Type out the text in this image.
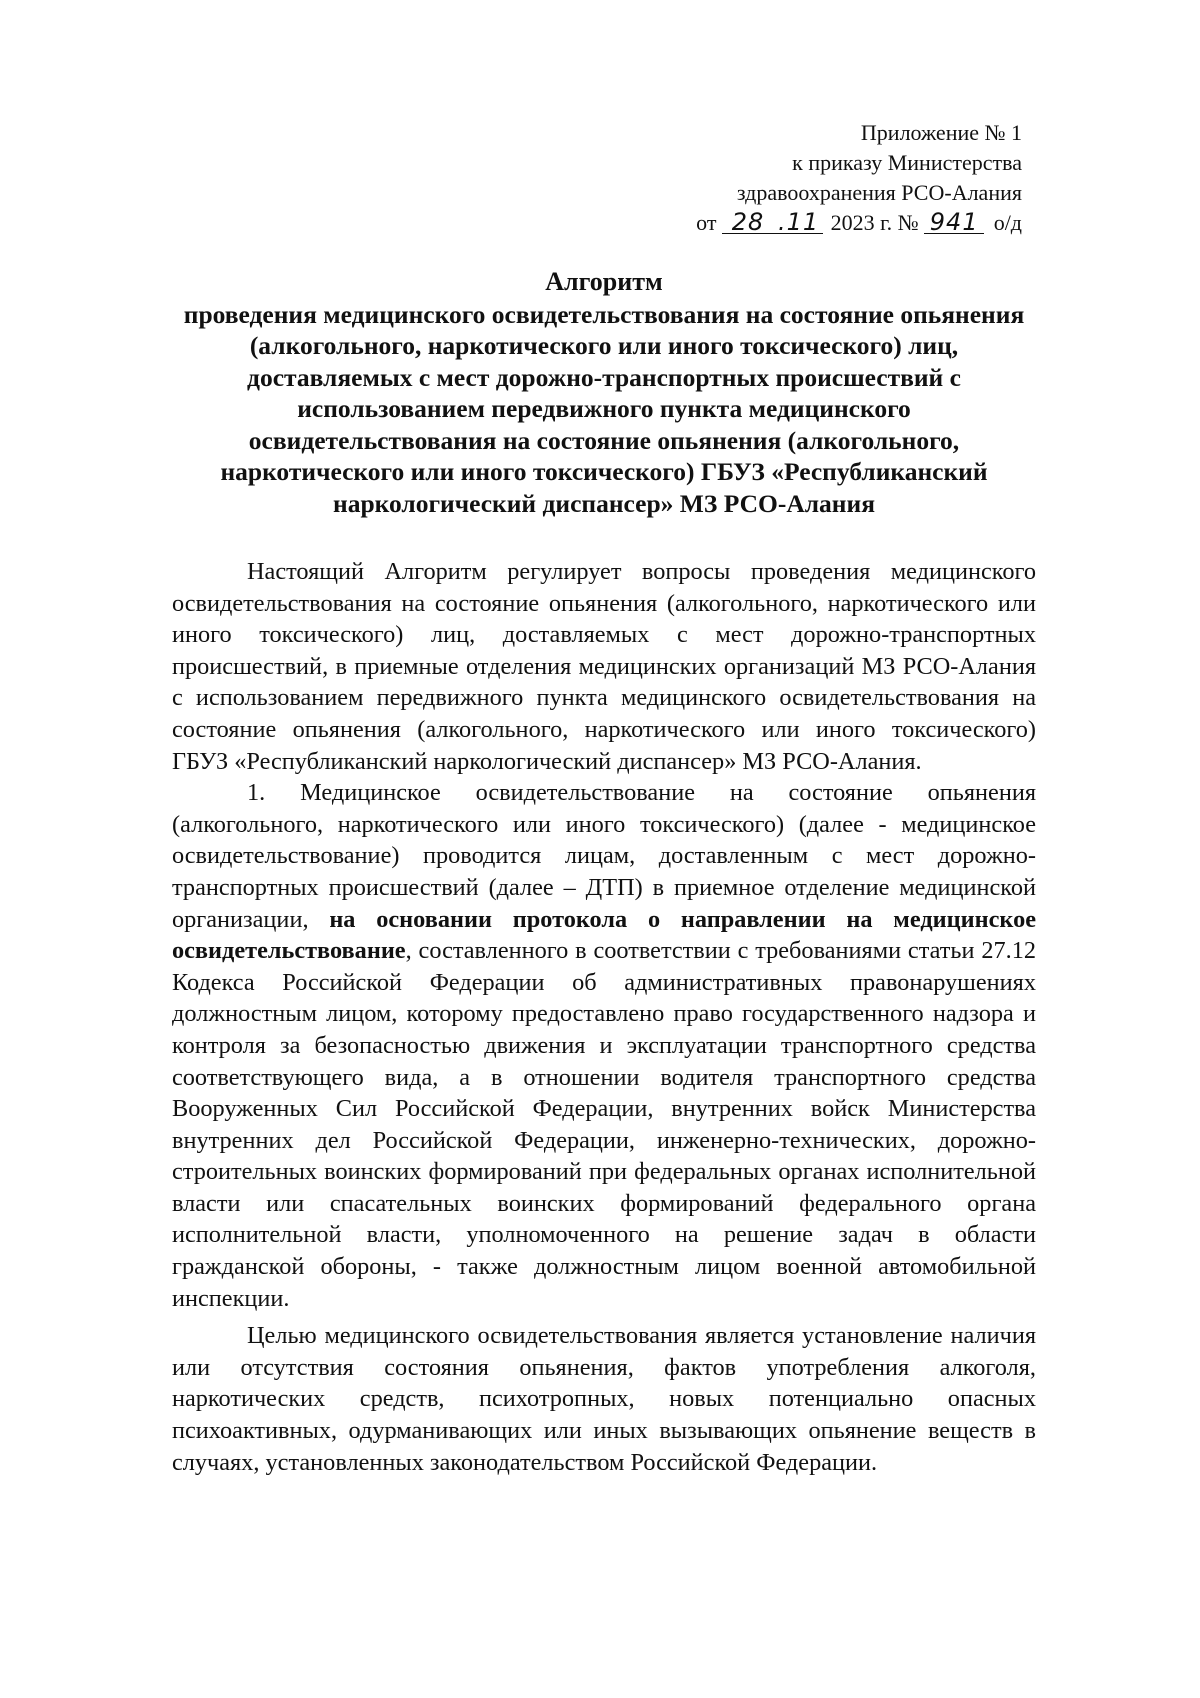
Приложение № 1
к приказу Министерства
здравоохранения РСО-Алания
от 28 .11 2023 г. № 941 о/д
Алгоритм
проведения медицинского освидетельствования на состояние опьянения
(алкогольного, наркотического или иного токсического) лиц,
доставляемых с мест дорожно-транспортных происшествий с
использованием передвижного пункта медицинского
освидетельствования на состояние опьянения (алкогольного,
наркотического или иного токсического) ГБУЗ «Республиканский
наркологический диспансер» МЗ РСО-Алания

Настоящий Алгоритм регулирует вопросы проведения медицинского освидетельствования на состояние опьянения (алкогольного, наркотического или иного токсического) лиц, доставляемых с мест дорожно-транспортных происшествий, в приемные отделения медицинских организаций МЗ РСО-Алания с использованием передвижного пункта медицинского освидетельствования на состояние опьянения (алкогольного, наркотического или иного токсического) ГБУЗ «Республиканский наркологический диспансер» МЗ РСО-Алания.

1. Медицинское освидетельствование на состояние опьянения (алкогольного, наркотического или иного токсического) (далее - медицинское освидетельствование) проводится лицам, доставленным с мест дорожно-транспортных происшествий (далее – ДТП) в приемное отделение медицинской организации, на основании протокола о направлении на медицинское освидетельствование, составленного в соответствии с требованиями статьи 27.12 Кодекса Российской Федерации об административных правонарушениях должностным лицом, которому предоставлено право государственного надзора и контроля за безопасностью движения и эксплуатации транспортного средства соответствующего вида, а в отношении водителя транспортного средства Вооруженных Сил Российской Федерации, внутренних войск Министерства внутренних дел Российской Федерации, инженерно-технических, дорожно-строительных воинских формирований при федеральных органах исполнительной власти или спасательных воинских формирований федерального органа исполнительной власти, уполномоченного на решение задач в области гражданской обороны, - также должностным лицом военной автомобильной инспекции.

Целью медицинского освидетельствования является установление наличия или отсутствия состояния опьянения, фактов употребления алкоголя, наркотических средств, психотропных, новых потенциально опасных психоактивных, одурманивающих или иных вызывающих опьянение веществ в случаях, установленных законодательством Российской Федерации.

* AIM OF THE EXERCISE *
Return every line in the listing that contains the word "использованием".

* PROBLEM SOLUTION *
использованием передвижного пункта медицинского
Настоящий Алгоритм регулирует вопросы проведения медицинского освидетельствования на состояние опьянения (алкогольного, наркотического или иного токсического) лиц, доставляемых с мест дорожно-транспортных происшествий, в приемные отделения медицинских организаций МЗ РСО-Алания с использованием передвижного пункта медицинского освидетельствования на состояние опьянения (алкогольного, наркотического или иного токсического) ГБУЗ «Республиканский наркологический диспансер» МЗ РСО-Алания.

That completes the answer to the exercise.